- Entries
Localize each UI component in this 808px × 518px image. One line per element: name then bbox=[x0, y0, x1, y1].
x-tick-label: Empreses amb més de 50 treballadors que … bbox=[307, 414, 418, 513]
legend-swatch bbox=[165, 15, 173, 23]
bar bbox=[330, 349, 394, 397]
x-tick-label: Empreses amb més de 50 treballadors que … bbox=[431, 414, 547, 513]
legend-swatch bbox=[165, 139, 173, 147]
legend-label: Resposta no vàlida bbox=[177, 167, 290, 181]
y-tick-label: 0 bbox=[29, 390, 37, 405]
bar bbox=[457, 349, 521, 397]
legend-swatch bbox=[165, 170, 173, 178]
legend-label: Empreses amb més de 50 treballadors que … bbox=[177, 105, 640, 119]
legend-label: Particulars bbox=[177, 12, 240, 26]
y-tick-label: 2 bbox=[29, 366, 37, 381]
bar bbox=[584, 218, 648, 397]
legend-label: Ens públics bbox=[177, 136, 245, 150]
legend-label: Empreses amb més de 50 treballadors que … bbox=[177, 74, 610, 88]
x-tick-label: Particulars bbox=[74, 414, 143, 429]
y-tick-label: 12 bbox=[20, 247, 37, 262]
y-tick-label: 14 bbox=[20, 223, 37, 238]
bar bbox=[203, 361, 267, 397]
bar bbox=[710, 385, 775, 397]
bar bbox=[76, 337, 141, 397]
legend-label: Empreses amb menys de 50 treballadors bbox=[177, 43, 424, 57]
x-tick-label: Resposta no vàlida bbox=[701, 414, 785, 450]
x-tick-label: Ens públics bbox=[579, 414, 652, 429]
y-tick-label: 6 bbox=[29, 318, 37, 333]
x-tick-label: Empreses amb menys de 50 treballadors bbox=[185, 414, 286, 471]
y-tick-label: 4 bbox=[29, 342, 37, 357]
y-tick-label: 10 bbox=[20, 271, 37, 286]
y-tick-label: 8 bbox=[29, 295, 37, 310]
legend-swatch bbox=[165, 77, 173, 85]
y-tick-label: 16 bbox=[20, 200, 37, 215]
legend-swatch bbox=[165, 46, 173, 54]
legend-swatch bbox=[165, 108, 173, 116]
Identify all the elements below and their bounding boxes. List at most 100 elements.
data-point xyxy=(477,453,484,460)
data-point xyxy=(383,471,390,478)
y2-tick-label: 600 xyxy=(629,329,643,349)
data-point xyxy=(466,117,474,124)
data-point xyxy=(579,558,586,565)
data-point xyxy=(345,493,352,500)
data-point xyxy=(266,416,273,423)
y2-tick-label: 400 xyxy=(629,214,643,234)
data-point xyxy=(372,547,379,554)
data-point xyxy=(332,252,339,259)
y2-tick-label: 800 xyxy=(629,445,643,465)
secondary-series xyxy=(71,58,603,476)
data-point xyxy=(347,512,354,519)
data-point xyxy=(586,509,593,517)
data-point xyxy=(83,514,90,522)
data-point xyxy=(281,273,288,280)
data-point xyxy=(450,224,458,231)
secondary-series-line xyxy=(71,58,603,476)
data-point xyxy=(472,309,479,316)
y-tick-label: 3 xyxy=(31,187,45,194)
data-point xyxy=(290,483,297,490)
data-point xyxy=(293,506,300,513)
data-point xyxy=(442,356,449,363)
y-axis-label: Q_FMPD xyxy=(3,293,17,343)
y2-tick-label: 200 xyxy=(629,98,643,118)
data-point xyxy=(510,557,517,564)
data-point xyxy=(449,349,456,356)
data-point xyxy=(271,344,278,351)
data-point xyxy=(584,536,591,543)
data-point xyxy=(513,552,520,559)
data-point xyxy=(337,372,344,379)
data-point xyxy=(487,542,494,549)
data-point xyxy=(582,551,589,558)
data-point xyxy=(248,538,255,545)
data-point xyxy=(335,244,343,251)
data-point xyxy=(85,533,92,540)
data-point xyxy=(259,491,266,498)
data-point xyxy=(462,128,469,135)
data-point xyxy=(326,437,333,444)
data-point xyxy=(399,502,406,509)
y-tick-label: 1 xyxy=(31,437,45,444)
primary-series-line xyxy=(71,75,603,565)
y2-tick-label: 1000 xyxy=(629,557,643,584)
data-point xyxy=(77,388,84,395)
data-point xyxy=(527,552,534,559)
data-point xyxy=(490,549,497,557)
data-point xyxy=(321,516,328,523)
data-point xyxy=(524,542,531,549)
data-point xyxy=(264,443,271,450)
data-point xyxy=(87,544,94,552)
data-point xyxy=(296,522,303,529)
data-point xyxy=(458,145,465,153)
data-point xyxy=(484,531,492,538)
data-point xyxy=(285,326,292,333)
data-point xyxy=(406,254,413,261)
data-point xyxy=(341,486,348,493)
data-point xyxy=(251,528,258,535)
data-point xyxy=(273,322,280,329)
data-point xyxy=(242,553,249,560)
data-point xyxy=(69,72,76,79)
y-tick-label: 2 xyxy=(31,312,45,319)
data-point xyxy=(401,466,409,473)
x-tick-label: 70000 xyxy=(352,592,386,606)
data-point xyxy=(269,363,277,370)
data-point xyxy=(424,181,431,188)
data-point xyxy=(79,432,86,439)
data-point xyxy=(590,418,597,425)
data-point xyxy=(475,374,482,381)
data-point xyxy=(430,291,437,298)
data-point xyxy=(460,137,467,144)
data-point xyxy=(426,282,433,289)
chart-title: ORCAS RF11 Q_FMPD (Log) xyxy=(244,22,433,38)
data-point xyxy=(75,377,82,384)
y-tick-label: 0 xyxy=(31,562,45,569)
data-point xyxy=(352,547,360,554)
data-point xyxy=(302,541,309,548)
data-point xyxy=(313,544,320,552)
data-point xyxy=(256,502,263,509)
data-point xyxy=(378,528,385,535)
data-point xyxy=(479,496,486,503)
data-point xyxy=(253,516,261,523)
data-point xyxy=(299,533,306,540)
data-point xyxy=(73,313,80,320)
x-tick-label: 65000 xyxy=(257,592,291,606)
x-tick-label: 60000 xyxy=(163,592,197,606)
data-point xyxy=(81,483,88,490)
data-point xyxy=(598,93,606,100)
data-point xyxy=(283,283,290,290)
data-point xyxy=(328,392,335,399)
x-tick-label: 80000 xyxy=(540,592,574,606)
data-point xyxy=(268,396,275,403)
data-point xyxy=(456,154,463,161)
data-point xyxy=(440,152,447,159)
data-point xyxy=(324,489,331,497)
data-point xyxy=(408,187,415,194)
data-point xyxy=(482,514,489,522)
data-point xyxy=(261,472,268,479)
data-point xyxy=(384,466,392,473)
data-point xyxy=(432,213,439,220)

- Problem statement
Render the entries above, from the very first line through the line containing "bar bbox=[330, 349, 394, 397]", as a JSON list of strings with one string per line. Leave out any blank lines.

- Solution to this task
[
  "Localize each UI component in this 808px × 518px image. One line per element: name then bbox=[x0, y0, x1, y1].",
  "x-tick-label: Empreses amb més de 50 treballadors que … bbox=[307, 414, 418, 513]",
  "legend-swatch bbox=[165, 15, 173, 23]",
  "bar bbox=[330, 349, 394, 397]"
]